>> Begin Data extract
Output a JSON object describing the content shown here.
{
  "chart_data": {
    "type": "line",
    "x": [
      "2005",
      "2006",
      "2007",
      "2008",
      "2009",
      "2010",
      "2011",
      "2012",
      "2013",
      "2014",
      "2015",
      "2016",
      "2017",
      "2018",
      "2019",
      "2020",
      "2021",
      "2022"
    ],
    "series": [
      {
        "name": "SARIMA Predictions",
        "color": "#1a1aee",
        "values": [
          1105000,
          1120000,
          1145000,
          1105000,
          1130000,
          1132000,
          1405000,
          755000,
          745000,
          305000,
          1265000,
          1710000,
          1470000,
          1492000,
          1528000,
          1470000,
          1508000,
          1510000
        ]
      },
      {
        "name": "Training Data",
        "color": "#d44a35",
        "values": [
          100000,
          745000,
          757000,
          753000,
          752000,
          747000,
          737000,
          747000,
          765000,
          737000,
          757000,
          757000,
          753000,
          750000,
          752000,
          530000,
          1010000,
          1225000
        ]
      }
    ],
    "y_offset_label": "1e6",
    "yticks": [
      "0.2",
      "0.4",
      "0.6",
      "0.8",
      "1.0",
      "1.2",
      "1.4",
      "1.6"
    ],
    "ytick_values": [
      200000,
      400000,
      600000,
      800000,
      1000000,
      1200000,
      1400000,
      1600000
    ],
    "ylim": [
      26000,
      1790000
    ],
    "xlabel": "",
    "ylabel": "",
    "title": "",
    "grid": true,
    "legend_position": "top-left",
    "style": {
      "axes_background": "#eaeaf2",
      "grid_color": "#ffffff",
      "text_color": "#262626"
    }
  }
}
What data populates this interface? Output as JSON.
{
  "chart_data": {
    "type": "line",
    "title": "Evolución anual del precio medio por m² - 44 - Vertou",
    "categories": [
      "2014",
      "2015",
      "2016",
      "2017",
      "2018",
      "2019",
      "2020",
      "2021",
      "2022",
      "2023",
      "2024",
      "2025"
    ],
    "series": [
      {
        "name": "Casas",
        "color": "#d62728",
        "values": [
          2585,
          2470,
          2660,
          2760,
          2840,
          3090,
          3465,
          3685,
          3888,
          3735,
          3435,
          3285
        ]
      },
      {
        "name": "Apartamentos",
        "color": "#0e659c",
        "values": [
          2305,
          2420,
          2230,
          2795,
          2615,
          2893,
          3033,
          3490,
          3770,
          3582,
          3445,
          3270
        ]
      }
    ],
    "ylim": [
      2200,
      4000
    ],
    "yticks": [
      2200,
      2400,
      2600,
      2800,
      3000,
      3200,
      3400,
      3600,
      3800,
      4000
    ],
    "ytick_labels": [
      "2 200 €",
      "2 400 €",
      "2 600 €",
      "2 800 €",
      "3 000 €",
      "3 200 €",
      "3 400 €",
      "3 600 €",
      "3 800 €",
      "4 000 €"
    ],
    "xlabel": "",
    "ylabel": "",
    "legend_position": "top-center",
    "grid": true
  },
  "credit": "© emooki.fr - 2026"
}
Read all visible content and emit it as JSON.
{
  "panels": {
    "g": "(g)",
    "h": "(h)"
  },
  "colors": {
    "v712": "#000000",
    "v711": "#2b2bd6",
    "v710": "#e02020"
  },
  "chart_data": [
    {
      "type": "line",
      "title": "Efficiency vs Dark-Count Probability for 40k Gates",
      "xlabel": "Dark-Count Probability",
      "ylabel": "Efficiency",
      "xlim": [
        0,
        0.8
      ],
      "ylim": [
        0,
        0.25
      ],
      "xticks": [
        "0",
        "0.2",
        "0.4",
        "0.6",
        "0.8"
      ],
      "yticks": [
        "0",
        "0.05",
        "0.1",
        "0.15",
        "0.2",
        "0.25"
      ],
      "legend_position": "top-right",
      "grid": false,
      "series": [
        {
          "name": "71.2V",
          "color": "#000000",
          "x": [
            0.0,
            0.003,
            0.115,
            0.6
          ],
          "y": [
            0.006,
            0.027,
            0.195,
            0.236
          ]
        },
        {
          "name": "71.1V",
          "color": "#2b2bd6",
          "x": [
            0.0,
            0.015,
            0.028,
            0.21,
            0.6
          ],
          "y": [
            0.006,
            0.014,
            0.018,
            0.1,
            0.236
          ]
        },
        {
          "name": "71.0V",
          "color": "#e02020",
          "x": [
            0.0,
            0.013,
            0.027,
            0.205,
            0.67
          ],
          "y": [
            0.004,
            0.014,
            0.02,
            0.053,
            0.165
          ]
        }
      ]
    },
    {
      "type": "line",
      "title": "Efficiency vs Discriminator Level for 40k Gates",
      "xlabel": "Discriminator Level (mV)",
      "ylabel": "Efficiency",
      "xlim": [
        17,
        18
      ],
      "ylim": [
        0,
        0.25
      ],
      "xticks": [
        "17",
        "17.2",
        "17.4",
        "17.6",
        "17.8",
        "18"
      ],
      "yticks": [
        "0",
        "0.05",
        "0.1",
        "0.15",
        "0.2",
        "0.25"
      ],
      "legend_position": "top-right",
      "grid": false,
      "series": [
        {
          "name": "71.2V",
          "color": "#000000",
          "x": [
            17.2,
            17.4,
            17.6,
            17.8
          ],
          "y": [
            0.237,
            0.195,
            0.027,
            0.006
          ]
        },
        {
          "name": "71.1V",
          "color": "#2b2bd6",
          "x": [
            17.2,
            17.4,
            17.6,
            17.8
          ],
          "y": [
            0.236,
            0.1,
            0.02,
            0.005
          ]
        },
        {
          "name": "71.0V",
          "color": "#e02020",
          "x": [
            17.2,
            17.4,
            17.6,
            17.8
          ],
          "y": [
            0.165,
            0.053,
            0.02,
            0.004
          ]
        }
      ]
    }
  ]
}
>> End Data extract
Exercise details => Write out the whole listing exactly.

Output =>
Output a JSON object describing the content shown here.
{
  "chart_data": {
    "type": "line",
    "x": [
      "2005",
      "2006",
      "2007",
      "2008",
      "2009",
      "2010",
      "2011",
      "2012",
      "2013",
      "2014",
      "2015",
      "2016",
      "2017",
      "2018",
      "2019",
      "2020",
      "2021",
      "2022"
    ],
    "series": [
      {
        "name": "SARIMA Predictions",
        "color": "#1a1aee",
        "values": [
          1105000,
          1120000,
          1145000,
          1105000,
          1130000,
          1132000,
          1405000,
          755000,
          745000,
          305000,
          1265000,
          1710000,
          1470000,
          1492000,
          1528000,
          1470000,
          1508000,
          1510000
        ]
      },
      {
        "name": "Training Data",
        "color": "#d44a35",
        "values": [
          100000,
          745000,
          757000,
          753000,
          752000,
          747000,
          737000,
          747000,
          765000,
          737000,
          757000,
          757000,
          753000,
          750000,
          752000,
          530000,
          1010000,
          1225000
        ]
      }
    ],
    "y_offset_label": "1e6",
    "yticks": [
      "0.2",
      "0.4",
      "0.6",
      "0.8",
      "1.0",
      "1.2",
      "1.4",
      "1.6"
    ],
    "ytick_values": [
      200000,
      400000,
      600000,
      800000,
      1000000,
      1200000,
      1400000,
      1600000
    ],
    "ylim": [
      26000,
      1790000
    ],
    "xlabel": "",
    "ylabel": "",
    "title": "",
    "grid": true,
    "legend_position": "top-left",
    "style": {
      "axes_background": "#eaeaf2",
      "grid_color": "#ffffff",
      "text_color": "#262626"
    }
  }
}
What data populates this interface? Output as JSON.
{
  "chart_data": {
    "type": "line",
    "title": "Evolución anual del precio medio por m² - 44 - Vertou",
    "categories": [
      "2014",
      "2015",
      "2016",
      "2017",
      "2018",
      "2019",
      "2020",
      "2021",
      "2022",
      "2023",
      "2024",
      "2025"
    ],
    "series": [
      {
        "name": "Casas",
        "color": "#d62728",
        "values": [
          2585,
          2470,
          2660,
          2760,
          2840,
          3090,
          3465,
          3685,
          3888,
          3735,
          3435,
          3285
        ]
      },
      {
        "name": "Apartamentos",
        "color": "#0e659c",
        "values": [
          2305,
          2420,
          2230,
          2795,
          2615,
          2893,
          3033,
          3490,
          3770,
          3582,
          3445,
          3270
        ]
      }
    ],
    "ylim": [
      2200,
      4000
    ],
    "yticks": [
      2200,
      2400,
      2600,
      2800,
      3000,
      3200,
      3400,
      3600,
      3800,
      4000
    ],
    "ytick_labels": [
      "2 200 €",
      "2 400 €",
      "2 600 €",
      "2 800 €",
      "3 000 €",
      "3 200 €",
      "3 400 €",
      "3 600 €",
      "3 800 €",
      "4 000 €"
    ],
    "xlabel": "",
    "ylabel": "",
    "legend_position": "top-center",
    "grid": true
  },
  "credit": "© emooki.fr - 2026"
}
Read all visible content and emit it as JSON.
{
  "panels": {
    "g": "(g)",
    "h": "(h)"
  },
  "colors": {
    "v712": "#000000",
    "v711": "#2b2bd6",
    "v710": "#e02020"
  },
  "chart_data": [
    {
      "type": "line",
      "title": "Efficiency vs Dark-Count Probability for 40k Gates",
      "xlabel": "Dark-Count Probability",
      "ylabel": "Efficiency",
      "xlim": [
        0,
        0.8
      ],
      "ylim": [
        0,
        0.25
      ],
      "xticks": [
        "0",
        "0.2",
        "0.4",
        "0.6",
        "0.8"
      ],
      "yticks": [
        "0",
        "0.05",
        "0.1",
        "0.15",
        "0.2",
        "0.25"
      ],
      "legend_position": "top-right",
      "grid": false,
      "series": [
        {
          "name": "71.2V",
          "color": "#000000",
          "x": [
            0.0,
            0.003,
            0.115,
            0.6
          ],
          "y": [
            0.006,
            0.027,
            0.195,
            0.236
          ]
        },
        {
          "name": "71.1V",
          "color": "#2b2bd6",
          "x": [
            0.0,
            0.015,
            0.028,
            0.21,
            0.6
          ],
          "y": [
            0.006,
            0.014,
            0.018,
            0.1,
            0.236
          ]
        },
        {
          "name": "71.0V",
          "color": "#e02020",
          "x": [
            0.0,
            0.013,
            0.027,
            0.205,
            0.67
          ],
          "y": [
            0.004,
            0.014,
            0.02,
            0.053,
            0.165
          ]
        }
      ]
    },
    {
      "type": "line",
      "title": "Efficiency vs Discriminator Level for 40k Gates",
      "xlabel": "Discriminator Level (mV)",
      "ylabel": "Efficiency",
      "xlim": [
        17,
        18
      ],
      "ylim": [
        0,
        0.25
      ],
      "xticks": [
        "17",
        "17.2",
        "17.4",
        "17.6",
        "17.8",
        "18"
      ],
      "yticks": [
        "0",
        "0.05",
        "0.1",
        "0.15",
        "0.2",
        "0.25"
      ],
      "legend_position": "top-right",
      "grid": false,
      "series": [
        {
          "name": "71.2V",
          "color": "#000000",
          "x": [
            17.2,
            17.4,
            17.6,
            17.8
          ],
          "y": [
            0.237,
            0.195,
            0.027,
            0.006
          ]
        },
        {
          "name": "71.1V",
          "color": "#2b2bd6",
          "x": [
            17.2,
            17.4,
            17.6,
            17.8
          ],
          "y": [
            0.236,
            0.1,
            0.02,
            0.005
          ]
        },
        {
          "name": "71.0V",
          "color": "#e02020",
          "x": [
            17.2,
            17.4,
            17.6,
            17.8
          ],
          "y": [
            0.165,
            0.053,
            0.02,
            0.004
          ]
        }
      ]
    }
  ]
}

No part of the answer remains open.